### What you should do
Leaving the pictures aside, transcribe every line below exactly.

(Rows from a figure dataset)
----

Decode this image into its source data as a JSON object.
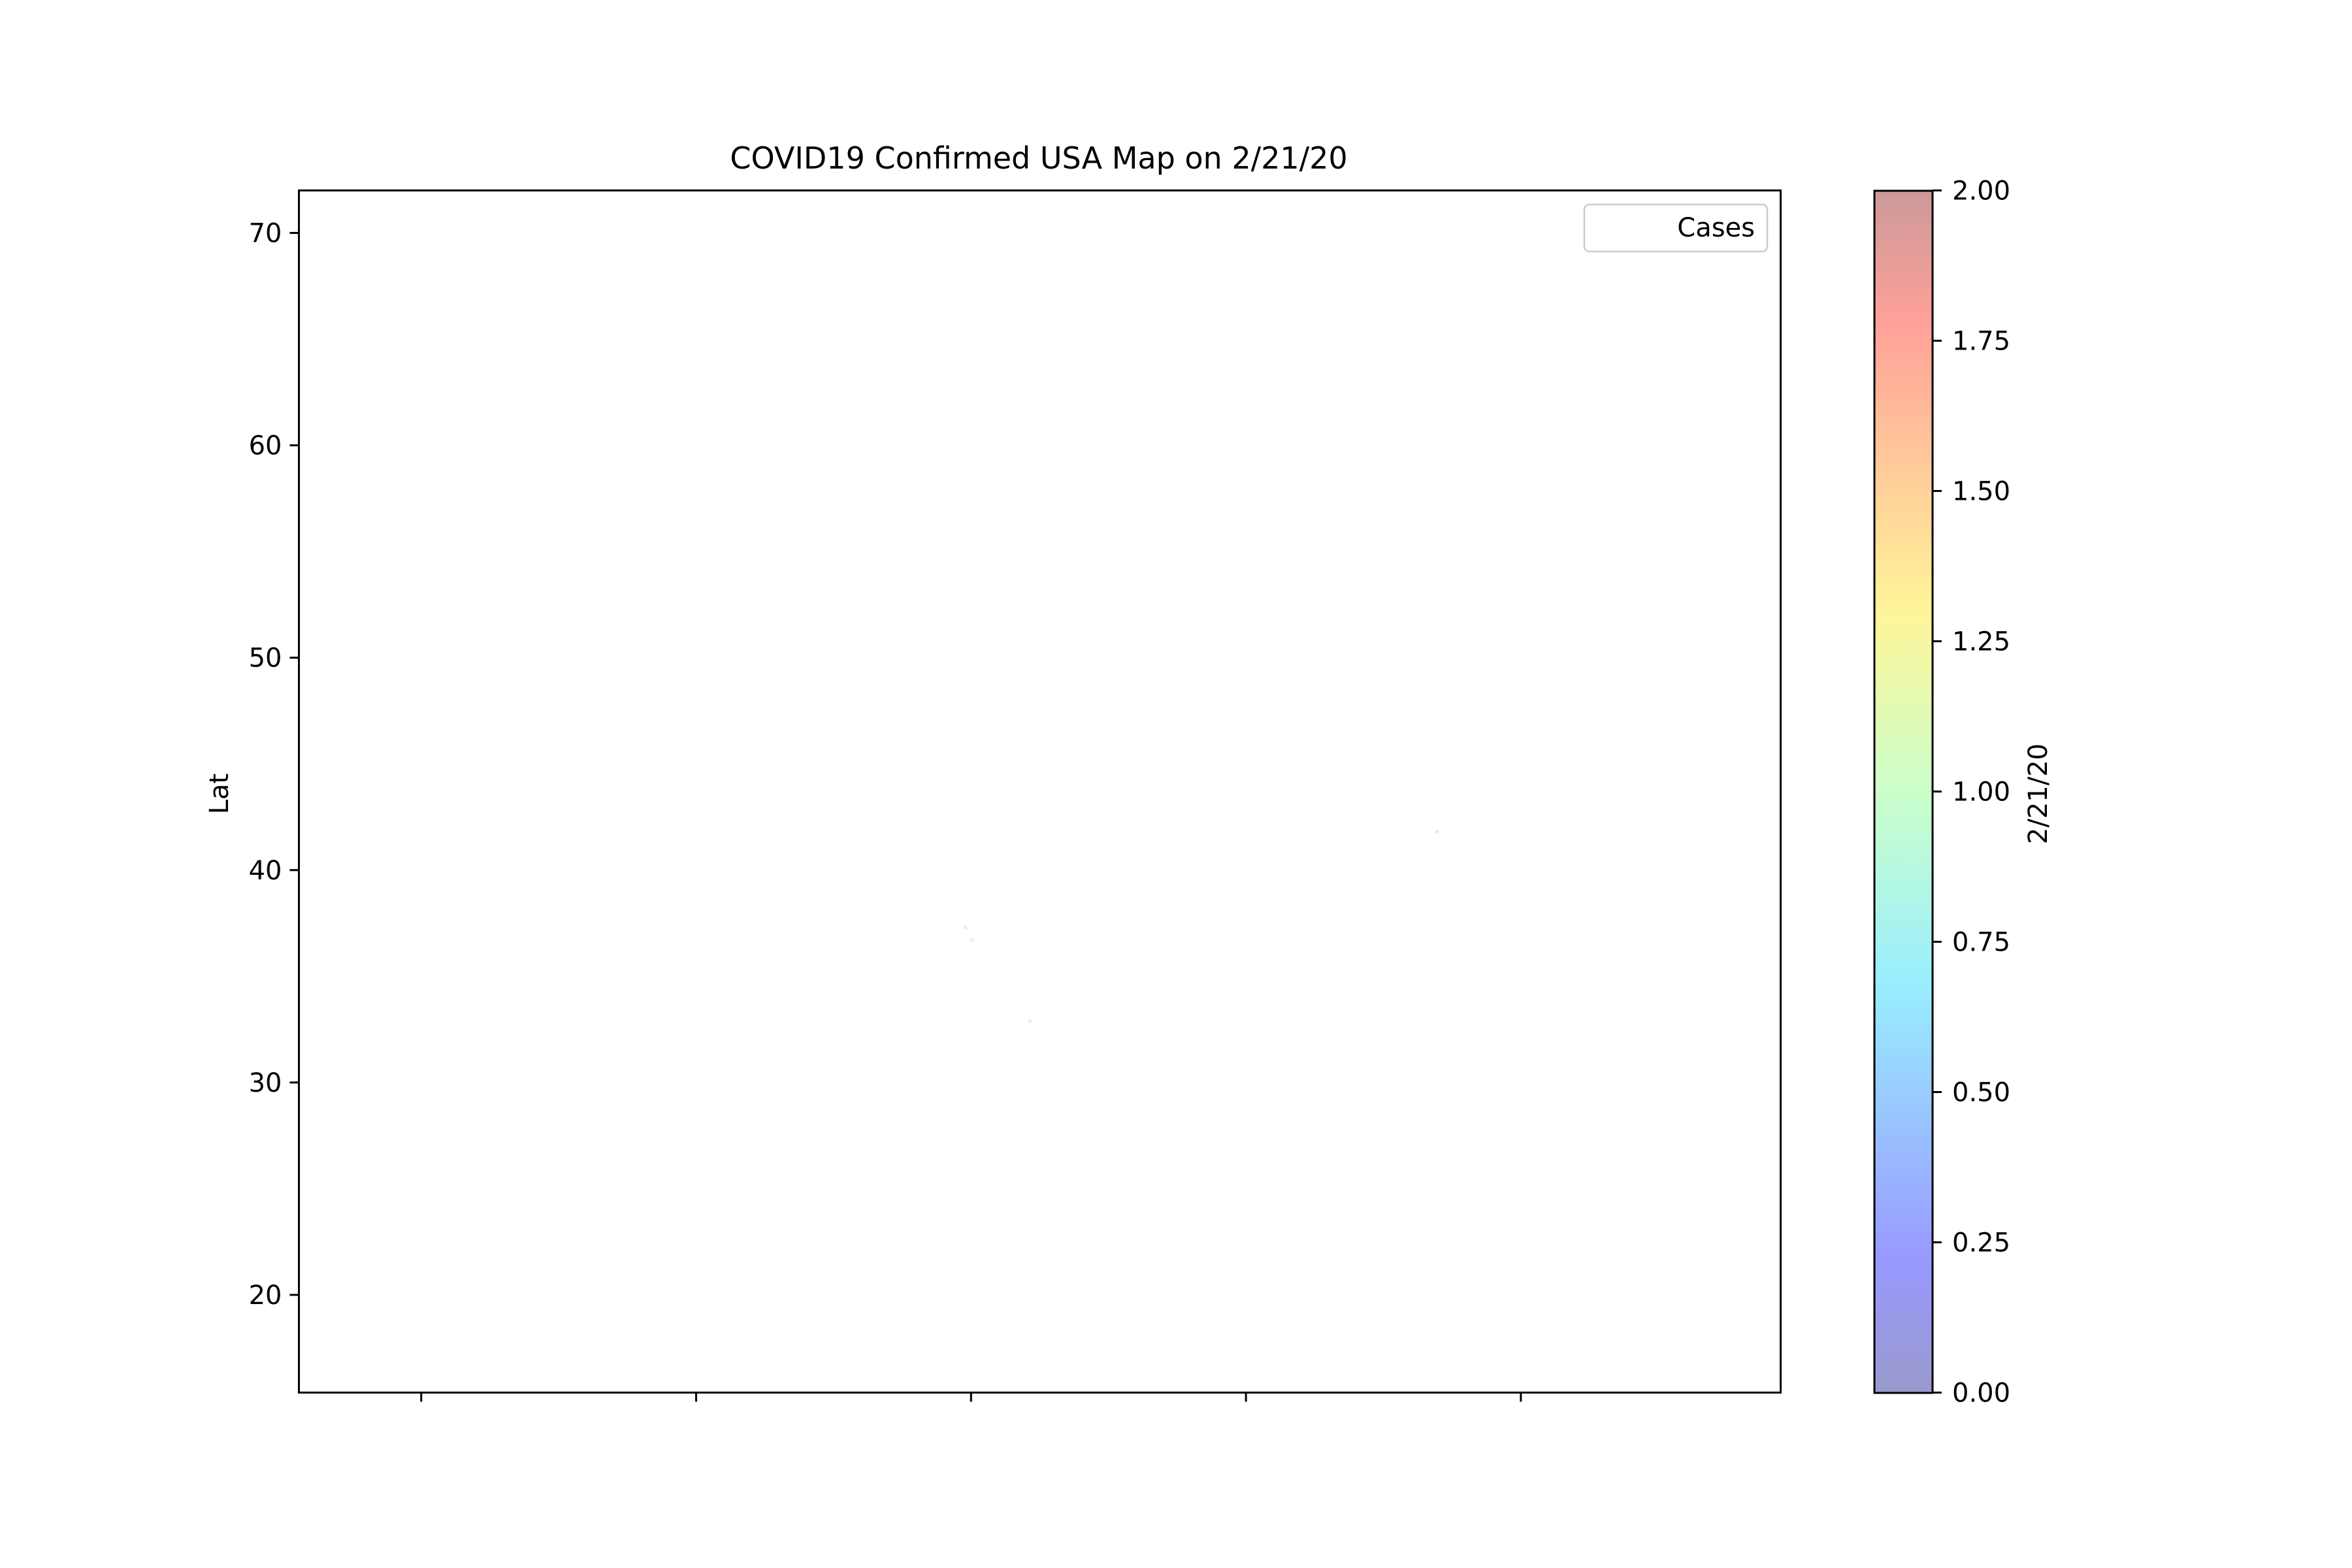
{
  "chart_data": {
    "type": "scatter",
    "title": "COVID19 Confirmed USA Map on 2/21/20",
    "xlabel": "",
    "ylabel": "Lat",
    "ylim": [
      15.4,
      72
    ],
    "xlim": [
      -170.4,
      -62.6
    ],
    "y_ticks": [
      20,
      30,
      40,
      50,
      60,
      70
    ],
    "y_tick_labels": [
      "20",
      "30",
      "40",
      "50",
      "60",
      "70"
    ],
    "x_ticks": [
      -161.5,
      -141.5,
      -121.5,
      -101.5,
      -81.5
    ],
    "x_tick_labels": [
      "",
      "",
      "",
      "",
      ""
    ],
    "grid": false,
    "legend": {
      "entries": [
        "Cases"
      ],
      "placement": "top-right"
    },
    "series": [
      {
        "name": "Cases",
        "points": [
          {
            "x": -121.9,
            "y": 37.3,
            "value": 1
          },
          {
            "x": -121.4,
            "y": 36.7,
            "value": 0
          },
          {
            "x": -117.2,
            "y": 32.9,
            "value": 0
          },
          {
            "x": -87.6,
            "y": 41.8,
            "value": 0
          }
        ]
      }
    ],
    "colorbar": {
      "label": "2/21/20",
      "range": [
        0,
        2
      ],
      "ticks": [
        0,
        0.25,
        0.5,
        0.75,
        1,
        1.25,
        1.5,
        1.75,
        2
      ],
      "tick_labels": [
        "0.00",
        "0.25",
        "0.50",
        "0.75",
        "1.00",
        "1.25",
        "1.50",
        "1.75",
        "2.00"
      ],
      "colormap": "jet",
      "alpha": 0.4
    }
  }
}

----

### Output for this exercise
Decode this image into its source data as a JSON object.
{
  "chart_data": {
    "type": "scatter",
    "title": "COVID19 Confirmed USA Map on 2/21/20",
    "xlabel": "",
    "ylabel": "Lat",
    "ylim": [
      15.4,
      72
    ],
    "xlim": [
      -170.4,
      -62.6
    ],
    "y_ticks": [
      20,
      30,
      40,
      50,
      60,
      70
    ],
    "y_tick_labels": [
      "20",
      "30",
      "40",
      "50",
      "60",
      "70"
    ],
    "x_ticks": [
      -161.5,
      -141.5,
      -121.5,
      -101.5,
      -81.5
    ],
    "x_tick_labels": [
      "",
      "",
      "",
      "",
      ""
    ],
    "grid": false,
    "legend": {
      "entries": [
        "Cases"
      ],
      "placement": "top-right"
    },
    "series": [
      {
        "name": "Cases",
        "points": [
          {
            "x": -121.9,
            "y": 37.3,
            "value": 1
          },
          {
            "x": -121.4,
            "y": 36.7,
            "value": 0
          },
          {
            "x": -117.2,
            "y": 32.9,
            "value": 0
          },
          {
            "x": -87.6,
            "y": 41.8,
            "value": 0
          }
        ]
      }
    ],
    "colorbar": {
      "label": "2/21/20",
      "range": [
        0,
        2
      ],
      "ticks": [
        0,
        0.25,
        0.5,
        0.75,
        1,
        1.25,
        1.5,
        1.75,
        2
      ],
      "tick_labels": [
        "0.00",
        "0.25",
        "0.50",
        "0.75",
        "1.00",
        "1.25",
        "1.50",
        "1.75",
        "2.00"
      ],
      "colormap": "jet",
      "alpha": 0.4
    }
  }
}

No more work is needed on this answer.